» Short problem
Your job is to retype all of the data word for word, leaving every image out.

────────

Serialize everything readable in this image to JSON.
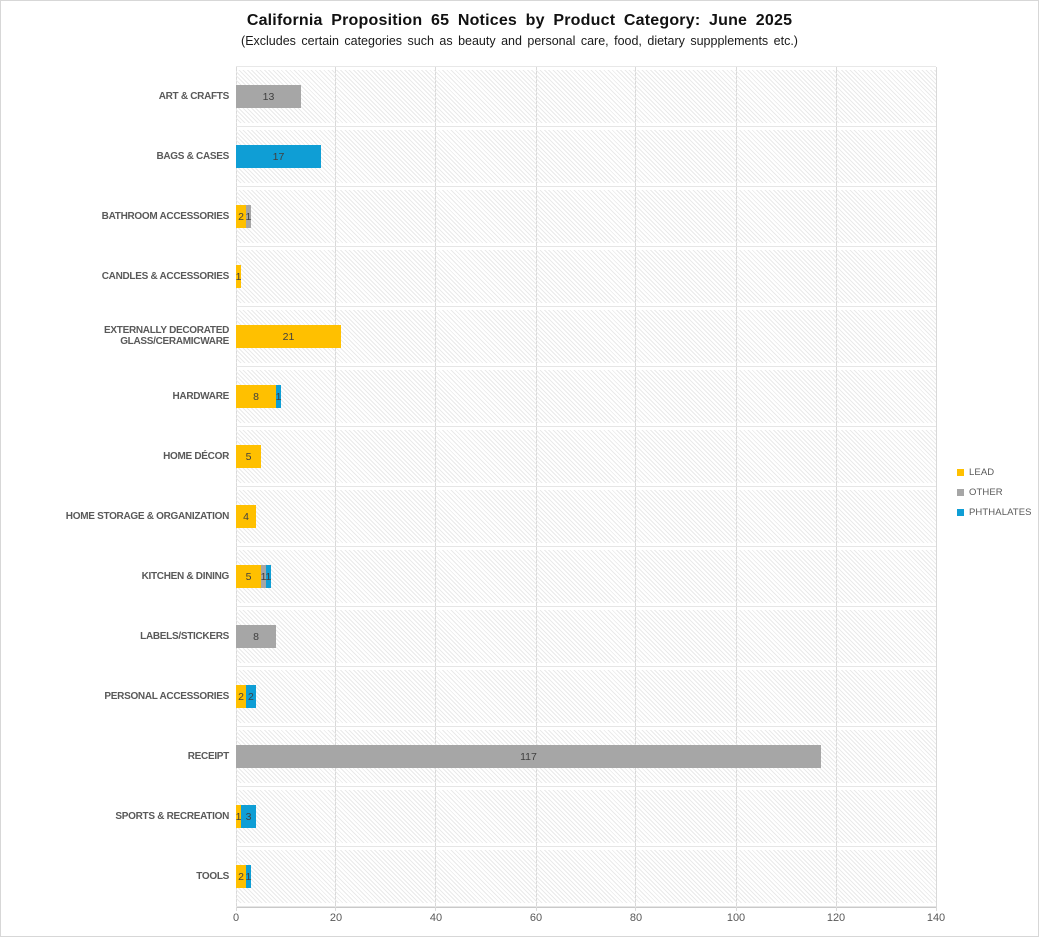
{
  "title": "California Proposition 65 Notices by Product Category: June 2025",
  "subtitle": "(Excludes certain categories such as beauty and personal care, food, dietary suppplements etc.)",
  "chart_data": {
    "type": "bar",
    "orientation": "horizontal",
    "stacked": true,
    "title": "California Proposition 65 Notices by Product Category: June 2025",
    "subtitle": "(Excludes certain categories such as beauty and personal care, food, dietary suppplements etc.)",
    "categories": [
      "ART & CRAFTS",
      "BAGS & CASES",
      "BATHROOM ACCESSORIES",
      "CANDLES & ACCESSORIES",
      "EXTERNALLY DECORATED GLASS/CERAMICWARE",
      "HARDWARE",
      "HOME DÉCOR",
      "HOME STORAGE & ORGANIZATION",
      "KITCHEN & DINING",
      "LABELS/STICKERS",
      "PERSONAL ACCESSORIES",
      "RECEIPT",
      "SPORTS & RECREATION",
      "TOOLS"
    ],
    "series": [
      {
        "name": "LEAD",
        "color": "#FFC000",
        "values": [
          0,
          0,
          2,
          1,
          21,
          8,
          5,
          4,
          5,
          0,
          2,
          0,
          1,
          2
        ]
      },
      {
        "name": "OTHER",
        "color": "#A6A6A6",
        "values": [
          13,
          0,
          1,
          0,
          0,
          0,
          0,
          0,
          1,
          8,
          0,
          117,
          0,
          0
        ]
      },
      {
        "name": "PHTHALATES",
        "color": "#0F9ED5",
        "values": [
          0,
          17,
          0,
          0,
          0,
          1,
          0,
          0,
          1,
          0,
          2,
          0,
          3,
          1
        ]
      }
    ],
    "xlim": [
      0,
      140
    ],
    "x_ticks": [
      0,
      20,
      40,
      60,
      80,
      100,
      120,
      140
    ],
    "xlabel": "",
    "ylabel": "",
    "grid": true,
    "plot_fill": "diagonal-hatch",
    "data_labels": true,
    "data_label_color": "#404040",
    "legend_position": "right",
    "legend": [
      "LEAD",
      "OTHER",
      "PHTHALATES"
    ]
  }
}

────────

» Result of this exercise
Serialize everything readable in this image to JSON.
{
  "title": "California Proposition 65 Notices by Product Category: June 2025",
  "subtitle": "(Excludes certain categories such as beauty and personal care, food, dietary suppplements etc.)",
  "chart_data": {
    "type": "bar",
    "orientation": "horizontal",
    "stacked": true,
    "title": "California Proposition 65 Notices by Product Category: June 2025",
    "subtitle": "(Excludes certain categories such as beauty and personal care, food, dietary suppplements etc.)",
    "categories": [
      "ART & CRAFTS",
      "BAGS & CASES",
      "BATHROOM ACCESSORIES",
      "CANDLES & ACCESSORIES",
      "EXTERNALLY DECORATED GLASS/CERAMICWARE",
      "HARDWARE",
      "HOME DÉCOR",
      "HOME STORAGE & ORGANIZATION",
      "KITCHEN & DINING",
      "LABELS/STICKERS",
      "PERSONAL ACCESSORIES",
      "RECEIPT",
      "SPORTS & RECREATION",
      "TOOLS"
    ],
    "series": [
      {
        "name": "LEAD",
        "color": "#FFC000",
        "values": [
          0,
          0,
          2,
          1,
          21,
          8,
          5,
          4,
          5,
          0,
          2,
          0,
          1,
          2
        ]
      },
      {
        "name": "OTHER",
        "color": "#A6A6A6",
        "values": [
          13,
          0,
          1,
          0,
          0,
          0,
          0,
          0,
          1,
          8,
          0,
          117,
          0,
          0
        ]
      },
      {
        "name": "PHTHALATES",
        "color": "#0F9ED5",
        "values": [
          0,
          17,
          0,
          0,
          0,
          1,
          0,
          0,
          1,
          0,
          2,
          0,
          3,
          1
        ]
      }
    ],
    "xlim": [
      0,
      140
    ],
    "x_ticks": [
      0,
      20,
      40,
      60,
      80,
      100,
      120,
      140
    ],
    "xlabel": "",
    "ylabel": "",
    "grid": true,
    "plot_fill": "diagonal-hatch",
    "data_labels": true,
    "data_label_color": "#404040",
    "legend_position": "right",
    "legend": [
      "LEAD",
      "OTHER",
      "PHTHALATES"
    ]
  }
}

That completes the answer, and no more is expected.